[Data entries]
....
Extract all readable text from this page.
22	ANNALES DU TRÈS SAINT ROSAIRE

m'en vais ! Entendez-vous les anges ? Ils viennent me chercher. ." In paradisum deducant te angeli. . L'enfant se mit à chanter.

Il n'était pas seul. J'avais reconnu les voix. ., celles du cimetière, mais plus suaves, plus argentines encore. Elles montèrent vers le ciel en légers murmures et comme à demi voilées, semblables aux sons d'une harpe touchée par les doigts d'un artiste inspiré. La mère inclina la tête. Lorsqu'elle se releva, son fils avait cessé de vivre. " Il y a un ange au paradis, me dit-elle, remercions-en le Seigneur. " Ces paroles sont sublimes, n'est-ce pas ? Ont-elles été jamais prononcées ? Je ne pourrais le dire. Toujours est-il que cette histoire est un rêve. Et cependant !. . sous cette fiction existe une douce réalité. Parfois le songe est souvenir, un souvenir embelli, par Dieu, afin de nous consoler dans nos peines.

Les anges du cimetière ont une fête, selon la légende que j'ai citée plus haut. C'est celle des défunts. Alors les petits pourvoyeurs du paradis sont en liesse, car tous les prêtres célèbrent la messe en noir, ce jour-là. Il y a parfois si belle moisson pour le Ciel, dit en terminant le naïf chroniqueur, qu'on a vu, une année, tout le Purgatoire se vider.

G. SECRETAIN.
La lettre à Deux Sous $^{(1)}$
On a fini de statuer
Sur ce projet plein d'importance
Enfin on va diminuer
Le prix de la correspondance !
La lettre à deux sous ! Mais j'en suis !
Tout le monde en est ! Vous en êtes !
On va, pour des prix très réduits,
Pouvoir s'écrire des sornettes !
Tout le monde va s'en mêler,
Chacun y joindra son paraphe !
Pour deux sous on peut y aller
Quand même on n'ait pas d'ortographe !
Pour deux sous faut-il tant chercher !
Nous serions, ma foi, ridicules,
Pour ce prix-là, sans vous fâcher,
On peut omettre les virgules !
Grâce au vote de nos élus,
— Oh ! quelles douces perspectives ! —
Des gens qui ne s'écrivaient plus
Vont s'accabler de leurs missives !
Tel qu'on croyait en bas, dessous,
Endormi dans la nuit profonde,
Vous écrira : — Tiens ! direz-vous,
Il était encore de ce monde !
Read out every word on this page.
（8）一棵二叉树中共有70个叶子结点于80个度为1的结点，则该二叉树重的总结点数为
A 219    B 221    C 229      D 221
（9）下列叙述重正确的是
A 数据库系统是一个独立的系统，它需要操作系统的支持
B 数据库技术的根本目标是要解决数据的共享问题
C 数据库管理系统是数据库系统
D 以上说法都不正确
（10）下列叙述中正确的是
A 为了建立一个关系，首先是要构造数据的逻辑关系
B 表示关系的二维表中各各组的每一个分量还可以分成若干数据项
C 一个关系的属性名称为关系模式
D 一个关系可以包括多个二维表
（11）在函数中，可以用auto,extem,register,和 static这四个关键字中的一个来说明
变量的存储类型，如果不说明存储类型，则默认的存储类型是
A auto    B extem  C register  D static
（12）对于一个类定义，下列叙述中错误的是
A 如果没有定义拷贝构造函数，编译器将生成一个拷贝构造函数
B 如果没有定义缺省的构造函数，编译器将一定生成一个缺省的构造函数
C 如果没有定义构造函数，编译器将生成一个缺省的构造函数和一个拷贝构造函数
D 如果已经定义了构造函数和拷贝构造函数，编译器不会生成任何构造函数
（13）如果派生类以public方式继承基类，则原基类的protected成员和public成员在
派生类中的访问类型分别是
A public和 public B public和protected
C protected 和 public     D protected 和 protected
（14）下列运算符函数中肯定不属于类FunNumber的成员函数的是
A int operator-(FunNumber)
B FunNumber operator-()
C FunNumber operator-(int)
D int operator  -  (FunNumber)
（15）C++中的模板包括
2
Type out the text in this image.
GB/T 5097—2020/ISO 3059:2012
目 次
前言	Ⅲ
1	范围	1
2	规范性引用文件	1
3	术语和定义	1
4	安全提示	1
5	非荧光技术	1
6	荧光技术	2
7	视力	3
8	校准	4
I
....
Challenge: Quote all of the entries verbatim.

Result for this exercise:
Extract all readable text from this page.
22	ANNALES DU TRÈS SAINT ROSAIRE

m'en vais ! Entendez-vous les anges ? Ils viennent me chercher. ." In paradisum deducant te angeli. . L'enfant se mit à chanter.

Il n'était pas seul. J'avais reconnu les voix. ., celles du cimetière, mais plus suaves, plus argentines encore. Elles montèrent vers le ciel en légers murmures et comme à demi voilées, semblables aux sons d'une harpe touchée par les doigts d'un artiste inspiré. La mère inclina la tête. Lorsqu'elle se releva, son fils avait cessé de vivre. " Il y a un ange au paradis, me dit-elle, remercions-en le Seigneur. " Ces paroles sont sublimes, n'est-ce pas ? Ont-elles été jamais prononcées ? Je ne pourrais le dire. Toujours est-il que cette histoire est un rêve. Et cependant !. . sous cette fiction existe une douce réalité. Parfois le songe est souvenir, un souvenir embelli, par Dieu, afin de nous consoler dans nos peines.

Les anges du cimetière ont une fête, selon la légende que j'ai citée plus haut. C'est celle des défunts. Alors les petits pourvoyeurs du paradis sont en liesse, car tous les prêtres célèbrent la messe en noir, ce jour-là. Il y a parfois si belle moisson pour le Ciel, dit en terminant le naïf chroniqueur, qu'on a vu, une année, tout le Purgatoire se vider.

G. SECRETAIN.
La lettre à Deux Sous $^{(1)}$
On a fini de statuer
Sur ce projet plein d'importance
Enfin on va diminuer
Le prix de la correspondance !
La lettre à deux sous ! Mais j'en suis !
Tout le monde en est ! Vous en êtes !
On va, pour des prix très réduits,
Pouvoir s'écrire des sornettes !
Tout le monde va s'en mêler,
Chacun y joindra son paraphe !
Pour deux sous on peut y aller
Quand même on n'ait pas d'ortographe !
Pour deux sous faut-il tant chercher !
Nous serions, ma foi, ridicules,
Pour ce prix-là, sans vous fâcher,
On peut omettre les virgules !
Grâce au vote de nos élus,
— Oh ! quelles douces perspectives ! —
Des gens qui ne s'écrivaient plus
Vont s'accabler de leurs missives !
Tel qu'on croyait en bas, dessous,
Endormi dans la nuit profonde,
Vous écrira : — Tiens ! direz-vous,
Il était encore de ce monde !
Read out every word on this page.
（8）一棵二叉树中共有70个叶子结点于80个度为1的结点，则该二叉树重的总结点数为
A 219    B 221    C 229      D 221
（9）下列叙述重正确的是
A 数据库系统是一个独立的系统，它需要操作系统的支持
B 数据库技术的根本目标是要解决数据的共享问题
C 数据库管理系统是数据库系统
D 以上说法都不正确
（10）下列叙述中正确的是
A 为了建立一个关系，首先是要构造数据的逻辑关系
B 表示关系的二维表中各各组的每一个分量还可以分成若干数据项
C 一个关系的属性名称为关系模式
D 一个关系可以包括多个二维表
（11）在函数中，可以用auto,extem,register,和 static这四个关键字中的一个来说明
变量的存储类型，如果不说明存储类型，则默认的存储类型是
A auto    B extem  C register  D static
（12）对于一个类定义，下列叙述中错误的是
A 如果没有定义拷贝构造函数，编译器将生成一个拷贝构造函数
B 如果没有定义缺省的构造函数，编译器将一定生成一个缺省的构造函数
C 如果没有定义构造函数，编译器将生成一个缺省的构造函数和一个拷贝构造函数
D 如果已经定义了构造函数和拷贝构造函数，编译器不会生成任何构造函数
（13）如果派生类以public方式继承基类，则原基类的protected成员和public成员在
派生类中的访问类型分别是
A public和 public B public和protected
C protected 和 public     D protected 和 protected
（14）下列运算符函数中肯定不属于类FunNumber的成员函数的是
A int operator-(FunNumber)
B FunNumber operator-()
C FunNumber operator-(int)
D int operator  -  (FunNumber)
（15）C++中的模板包括
2
Type out the text in this image.
GB/T 5097—2020/ISO 3059:2012
目 次
前言	Ⅲ
1	范围	1
2	规范性引用文件	1
3	术语和定义	1
4	安全提示	1
5	非荧光技术	1
6	荧光技术	2
7	视力	3
8	校准	4
I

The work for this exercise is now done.